- Problem description
Write out every entry exactly as given, but omit the pictures.

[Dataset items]
## START
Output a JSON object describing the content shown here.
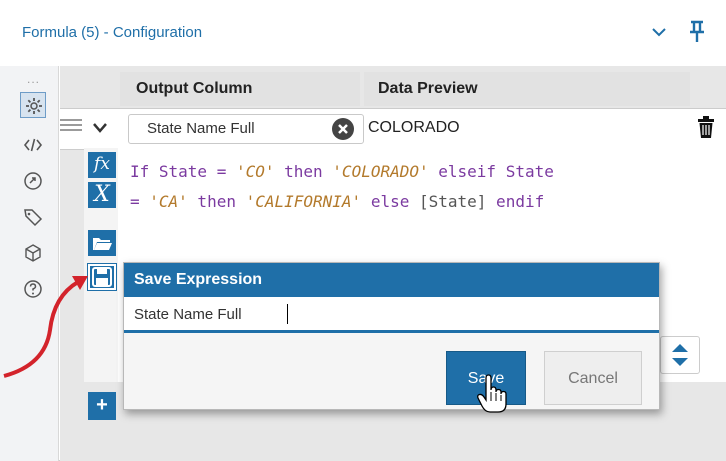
{
  "window": {
    "title": "Formula (5) - Configuration"
  },
  "grid": {
    "headers": {
      "output_column": "Output Column",
      "data_preview": "Data Preview"
    },
    "row": {
      "output_column_value": "State Name Full",
      "preview_value": "COLORADO"
    }
  },
  "expression": {
    "line1": {
      "a": "If State = ",
      "b": "'CO'",
      "c": " then ",
      "d": "'COLORADO'",
      "e": " elseif State"
    },
    "line2": {
      "a": "= ",
      "b": "'CA'",
      "c": " then ",
      "d": "'CALIFORNIA'",
      "e": " else ",
      "f": "[State]",
      "g": " endif"
    }
  },
  "toolbar": {
    "fx_label": "fx",
    "var_label": "X"
  },
  "save_dialog": {
    "title": "Save Expression",
    "name_value": "State Name Full",
    "save_label": "Save",
    "cancel_label": "Cancel"
  },
  "sidebar": {
    "dots": "..."
  },
  "add_row_label": "+",
  "colors": {
    "accent": "#1f6fa8",
    "annotation_arrow": "#d3232b"
  }
}
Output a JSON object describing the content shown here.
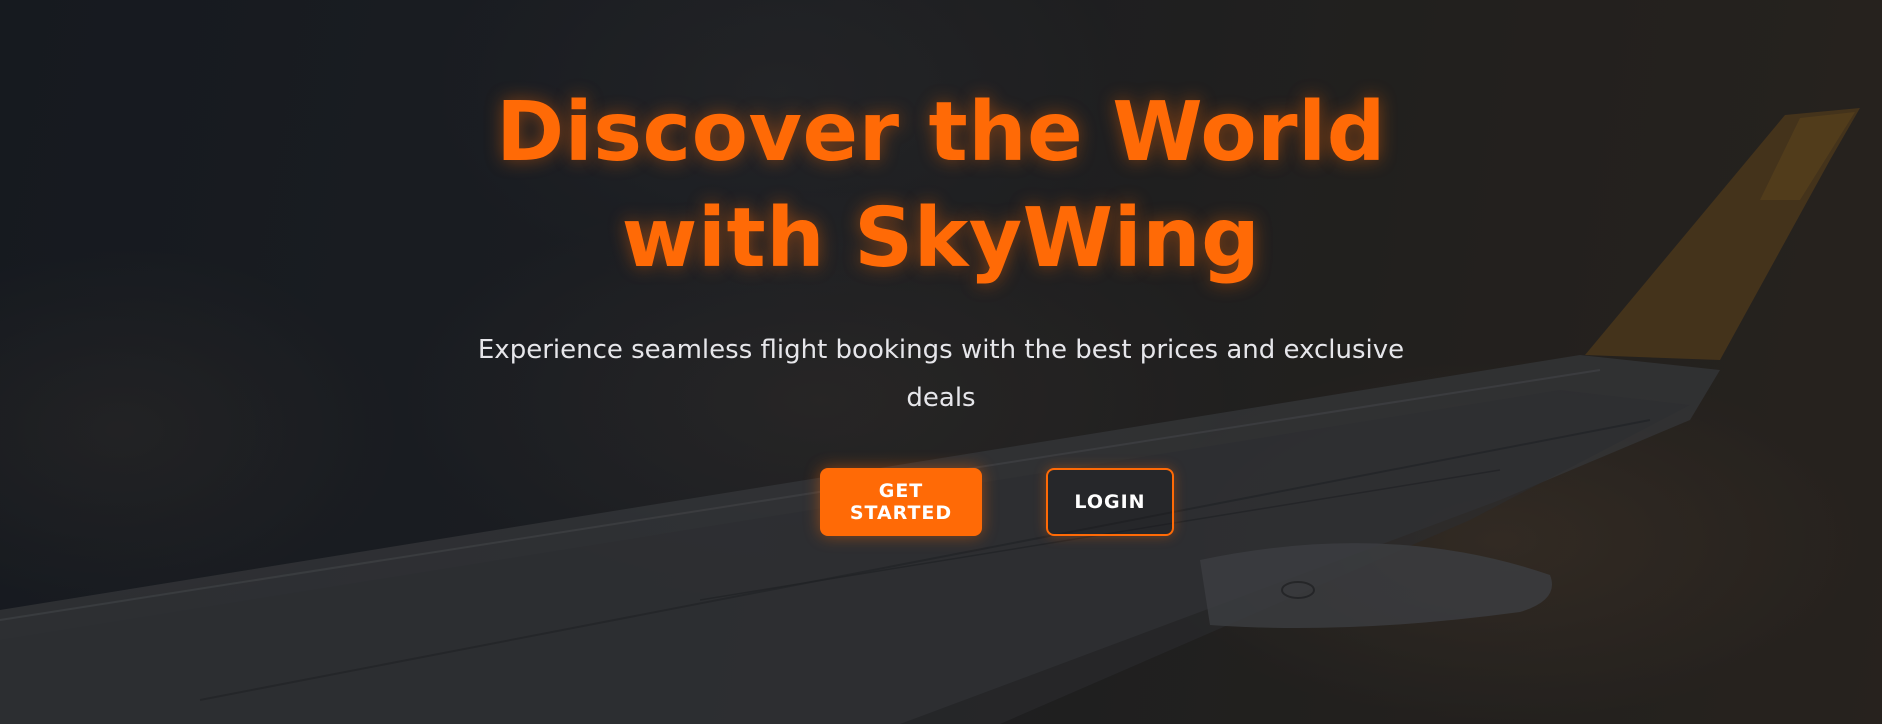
{
  "hero": {
    "title_line1": "Discover the World",
    "title_line2": "with SkyWing",
    "subtitle": "Experience seamless flight bookings with the best prices and exclusive deals"
  },
  "actions": {
    "primary_label": "GET STARTED",
    "secondary_label": "LOGIN"
  },
  "colors": {
    "accent": "#ff6a06",
    "text_light": "#e6e6ea",
    "background_dark": "#1b1f26"
  }
}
## END
- Solution to the problem
Output a JSON object describing the content shown here.
{
  "window": {
    "title": "Formula (5) - Configuration"
  },
  "grid": {
    "headers": {
      "output_column": "Output Column",
      "data_preview": "Data Preview"
    },
    "row": {
      "output_column_value": "State Name Full",
      "preview_value": "COLORADO"
    }
  },
  "expression": {
    "line1": {
      "a": "If State = ",
      "b": "'CO'",
      "c": " then ",
      "d": "'COLORADO'",
      "e": " elseif State"
    },
    "line2": {
      "a": "= ",
      "b": "'CA'",
      "c": " then ",
      "d": "'CALIFORNIA'",
      "e": " else ",
      "f": "[State]",
      "g": " endif"
    }
  },
  "toolbar": {
    "fx_label": "fx",
    "var_label": "X"
  },
  "save_dialog": {
    "title": "Save Expression",
    "name_value": "State Name Full",
    "save_label": "Save",
    "cancel_label": "Cancel"
  },
  "sidebar": {
    "dots": "..."
  },
  "add_row_label": "+",
  "colors": {
    "accent": "#1f6fa8",
    "annotation_arrow": "#d3232b"
  }
}
Output a JSON object describing the content shown here.
{
  "hero": {
    "title_line1": "Discover the World",
    "title_line2": "with SkyWing",
    "subtitle": "Experience seamless flight bookings with the best prices and exclusive deals"
  },
  "actions": {
    "primary_label": "GET STARTED",
    "secondary_label": "LOGIN"
  },
  "colors": {
    "accent": "#ff6a06",
    "text_light": "#e6e6ea",
    "background_dark": "#1b1f26"
  }
}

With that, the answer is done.